* SHORT PROBLEM
Reproduce, word for word, the part of the post on music and associative vernacular media that runs from "Because what’s interesting" to "can be constructed.".

Music and associative vernacular media

This is a short video taken by one of the artists involved in the Aftershock Project in Manchester earlier this year. In it, some musicians are composing a song together. A week earlier, most of them had never met. A week later, they had performed that song together on stage in front of a packed audience, and returned to their homes in England, France and Italy.

By itself, the video is fairly unremarkable, though it does give a brief insight into the creative process, which normally would be hidden from an audience. Musicians traditionally tend to like presenting finished things.

But what it represents in terms of a methodology, a process and a way of ‘making internet’ with respect to music (and musicking) is something that really interests me – and has formed the basis for much of my academic work over the past year or so.

Because what’s interesting is not the video itself, but the way in which that video potentially links to other, related videos from within the same context – and makes connections from which narrative meaning can be constructed.

* RAW DATA
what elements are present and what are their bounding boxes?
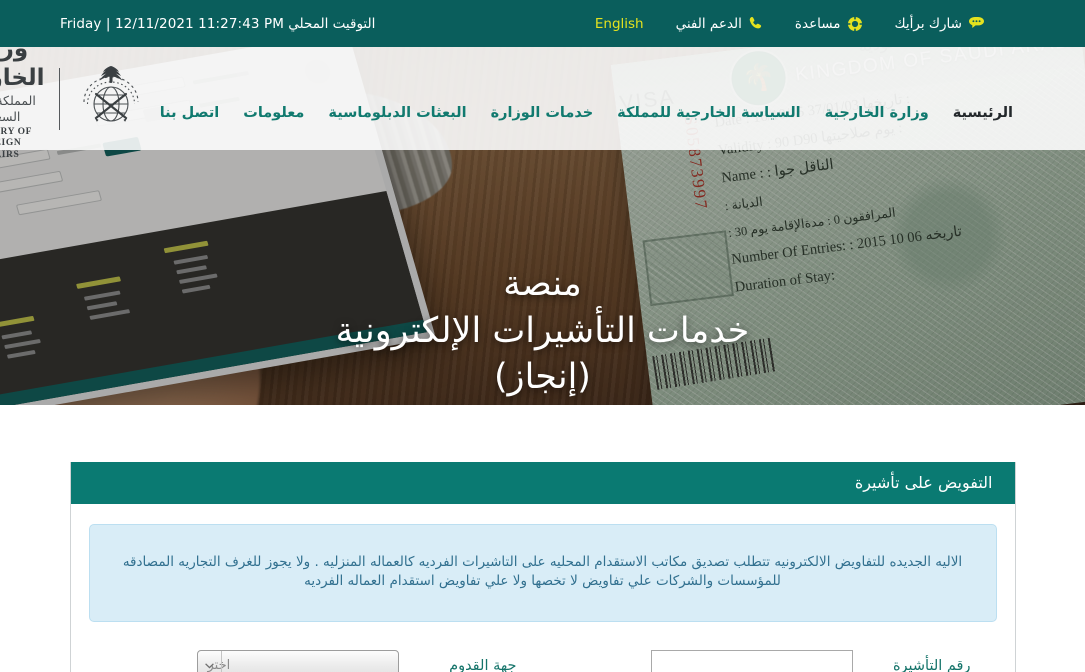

* SOLUTION TO THIS PROBLEM
Because what’s interesting is not the video itself, but the way in which that video potentially links to other, related videos from within the same context – and makes connections from which narrative meaning can be constructed.